EXERCISE >>
In the records that follow, show each line where the word "warning" is present.

DATASET RECORDS >>
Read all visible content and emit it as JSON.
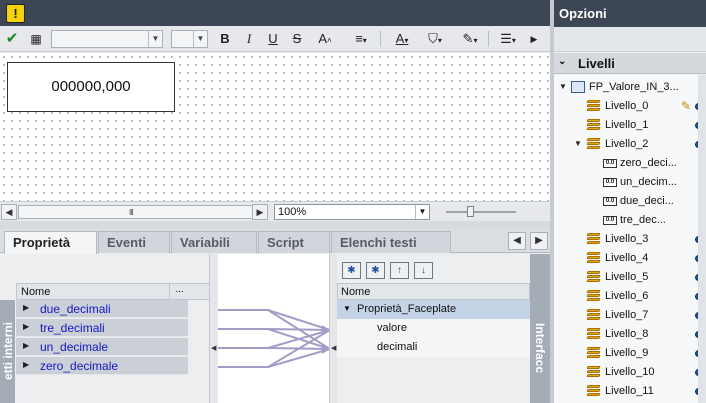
{
  "warning_icon": "warning-icon",
  "canvas": {
    "field_value": "000000,000"
  },
  "scroll": {
    "grip": "III",
    "zoom": "100%"
  },
  "tabs": [
    {
      "label": "Proprietà",
      "active": true
    },
    {
      "label": "Eventi"
    },
    {
      "label": "Variabili"
    },
    {
      "label": "Script"
    },
    {
      "label": "Elenchi testi"
    }
  ],
  "internal_vars": {
    "strip_label": "etti interni",
    "col_name": "Nome",
    "col_more": "...",
    "rows": [
      "due_decimali",
      "tre_decimali",
      "un_decimale",
      "zero_decimale"
    ]
  },
  "interface": {
    "strip_label": "Interfacc",
    "col_name": "Nome",
    "group": "Proprietà_Faceplate",
    "props": [
      "valore",
      "decimali"
    ]
  },
  "options": {
    "title": "Opzioni",
    "section": "Livelli",
    "tree": {
      "root": "FP_Valore_IN_3...",
      "levels_top": [
        "Livello_0",
        "Livello_1",
        "Livello_2"
      ],
      "children": [
        "zero_deci...",
        "un_decim...",
        "due_deci...",
        "tre_dec..."
      ],
      "levels_bottom": [
        "Livello_3",
        "Livello_4",
        "Livello_5",
        "Livello_6",
        "Livello_7",
        "Livello_8",
        "Livello_9",
        "Livello_10",
        "Livello_11"
      ]
    }
  },
  "colors": {
    "header_dark": "#3d4654",
    "link_blue": "#1515c8",
    "warning": "#f5d400",
    "selection": "#c4d4e6"
  }
}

ANSWER TO THE PROBLEM >>
  "warning_icon": "warning-icon",
    "warning": "#f5d400",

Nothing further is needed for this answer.